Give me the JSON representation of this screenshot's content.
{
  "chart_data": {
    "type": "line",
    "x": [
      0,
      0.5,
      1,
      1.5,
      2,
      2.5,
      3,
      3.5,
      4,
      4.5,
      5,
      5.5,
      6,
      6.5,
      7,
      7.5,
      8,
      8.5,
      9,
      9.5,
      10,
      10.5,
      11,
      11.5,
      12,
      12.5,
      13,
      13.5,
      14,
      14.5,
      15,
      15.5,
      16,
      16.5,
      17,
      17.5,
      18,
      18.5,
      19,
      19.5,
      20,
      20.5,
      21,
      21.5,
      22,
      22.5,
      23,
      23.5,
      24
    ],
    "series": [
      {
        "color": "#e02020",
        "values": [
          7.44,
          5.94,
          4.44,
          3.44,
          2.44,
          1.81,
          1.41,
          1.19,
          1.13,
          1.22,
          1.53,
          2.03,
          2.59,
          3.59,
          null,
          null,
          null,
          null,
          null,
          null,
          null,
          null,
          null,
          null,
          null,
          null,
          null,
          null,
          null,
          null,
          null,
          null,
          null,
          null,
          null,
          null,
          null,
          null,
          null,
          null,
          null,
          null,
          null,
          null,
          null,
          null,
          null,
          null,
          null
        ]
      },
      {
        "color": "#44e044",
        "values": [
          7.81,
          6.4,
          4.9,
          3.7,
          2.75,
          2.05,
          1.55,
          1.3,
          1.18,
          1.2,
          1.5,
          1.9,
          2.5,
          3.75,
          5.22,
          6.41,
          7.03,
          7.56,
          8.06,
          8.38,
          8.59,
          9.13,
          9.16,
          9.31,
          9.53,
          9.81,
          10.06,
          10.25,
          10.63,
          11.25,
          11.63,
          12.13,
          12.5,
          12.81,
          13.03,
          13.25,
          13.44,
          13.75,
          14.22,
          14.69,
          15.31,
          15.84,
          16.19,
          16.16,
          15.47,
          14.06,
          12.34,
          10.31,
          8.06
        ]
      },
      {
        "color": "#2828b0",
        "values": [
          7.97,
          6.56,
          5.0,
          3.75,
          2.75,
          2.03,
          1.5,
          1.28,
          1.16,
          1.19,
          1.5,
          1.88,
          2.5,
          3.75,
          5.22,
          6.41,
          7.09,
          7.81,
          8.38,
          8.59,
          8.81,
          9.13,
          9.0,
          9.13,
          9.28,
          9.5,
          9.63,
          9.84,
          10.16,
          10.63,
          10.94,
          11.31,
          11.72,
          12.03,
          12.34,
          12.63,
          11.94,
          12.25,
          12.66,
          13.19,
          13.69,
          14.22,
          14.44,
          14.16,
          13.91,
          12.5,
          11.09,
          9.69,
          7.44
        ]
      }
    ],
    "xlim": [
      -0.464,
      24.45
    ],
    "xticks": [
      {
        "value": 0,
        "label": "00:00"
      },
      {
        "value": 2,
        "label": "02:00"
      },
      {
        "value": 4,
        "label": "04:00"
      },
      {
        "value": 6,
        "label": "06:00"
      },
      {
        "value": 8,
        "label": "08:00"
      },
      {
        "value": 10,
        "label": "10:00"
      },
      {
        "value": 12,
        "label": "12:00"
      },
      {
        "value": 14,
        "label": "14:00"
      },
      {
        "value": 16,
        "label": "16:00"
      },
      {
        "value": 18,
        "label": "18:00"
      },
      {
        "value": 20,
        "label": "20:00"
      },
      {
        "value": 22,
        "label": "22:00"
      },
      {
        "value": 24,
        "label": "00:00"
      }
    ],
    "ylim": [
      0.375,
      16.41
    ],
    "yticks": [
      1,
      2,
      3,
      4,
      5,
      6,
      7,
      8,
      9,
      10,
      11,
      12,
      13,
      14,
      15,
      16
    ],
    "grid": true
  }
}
--------------------------------------------------
** The problem **
Identify and copy the lines holding the word "color".

** Result **
        "color": "#e02020",
        "color": "#44e044",
        "color": "#2828b0",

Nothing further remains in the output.